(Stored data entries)
========================

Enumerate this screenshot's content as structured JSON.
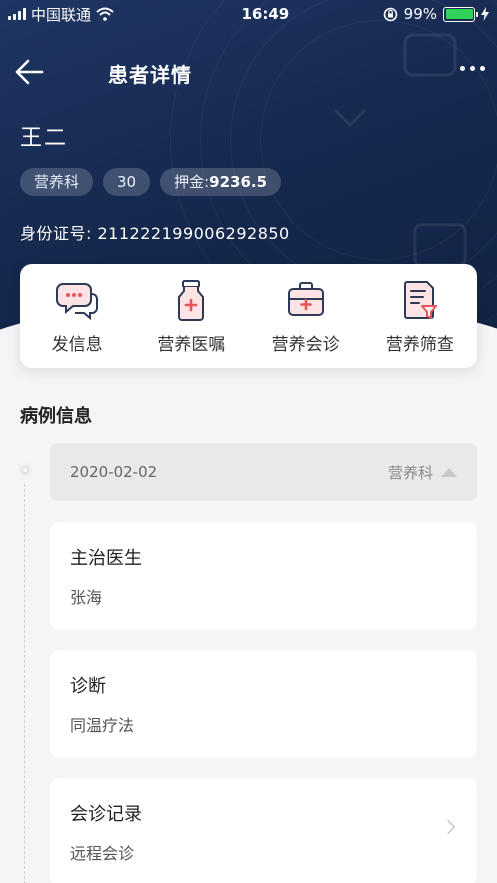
{
  "status_bar": {
    "carrier": "中国联通",
    "time": "16:49",
    "battery": "99%"
  },
  "nav": {
    "title": "患者详情"
  },
  "patient": {
    "name": "王二",
    "tags": [
      "营养科",
      "30"
    ],
    "deposit_label": "押金:",
    "deposit_value": "9236.5",
    "id_label": "身份证号:",
    "id_number": "211222199006292850"
  },
  "actions": [
    {
      "label": "发信息",
      "icon": "message-bubbles-icon"
    },
    {
      "label": "营养医嘱",
      "icon": "medicine-bottle-icon"
    },
    {
      "label": "营养会诊",
      "icon": "medical-kit-icon"
    },
    {
      "label": "营养筛查",
      "icon": "screening-document-icon"
    }
  ],
  "case_info": {
    "title": "病例信息",
    "record": {
      "date": "2020-02-02",
      "department": "营养科"
    },
    "cards": [
      {
        "label": "主治医生",
        "value": "张海"
      },
      {
        "label": "诊断",
        "value": "同温疗法"
      },
      {
        "label": "会诊记录",
        "value": "远程会诊"
      }
    ]
  },
  "colors": {
    "header_bg": "#1b2f59",
    "accent_red": "#e8535a",
    "icon_outline": "#2c3a55"
  }
}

========================

* [WHAT YOU SHOULD DO]
Repeat the material above in full and exactly, apart from the pictures.

* [ANSWER FOR THE TASK]
Enumerate this screenshot's content as structured JSON.
{
  "status_bar": {
    "carrier": "中国联通",
    "time": "16:49",
    "battery": "99%"
  },
  "nav": {
    "title": "患者详情"
  },
  "patient": {
    "name": "王二",
    "tags": [
      "营养科",
      "30"
    ],
    "deposit_label": "押金:",
    "deposit_value": "9236.5",
    "id_label": "身份证号:",
    "id_number": "211222199006292850"
  },
  "actions": [
    {
      "label": "发信息",
      "icon": "message-bubbles-icon"
    },
    {
      "label": "营养医嘱",
      "icon": "medicine-bottle-icon"
    },
    {
      "label": "营养会诊",
      "icon": "medical-kit-icon"
    },
    {
      "label": "营养筛查",
      "icon": "screening-document-icon"
    }
  ],
  "case_info": {
    "title": "病例信息",
    "record": {
      "date": "2020-02-02",
      "department": "营养科"
    },
    "cards": [
      {
        "label": "主治医生",
        "value": "张海"
      },
      {
        "label": "诊断",
        "value": "同温疗法"
      },
      {
        "label": "会诊记录",
        "value": "远程会诊"
      }
    ]
  },
  "colors": {
    "header_bg": "#1b2f59",
    "accent_red": "#e8535a",
    "icon_outline": "#2c3a55"
  }
}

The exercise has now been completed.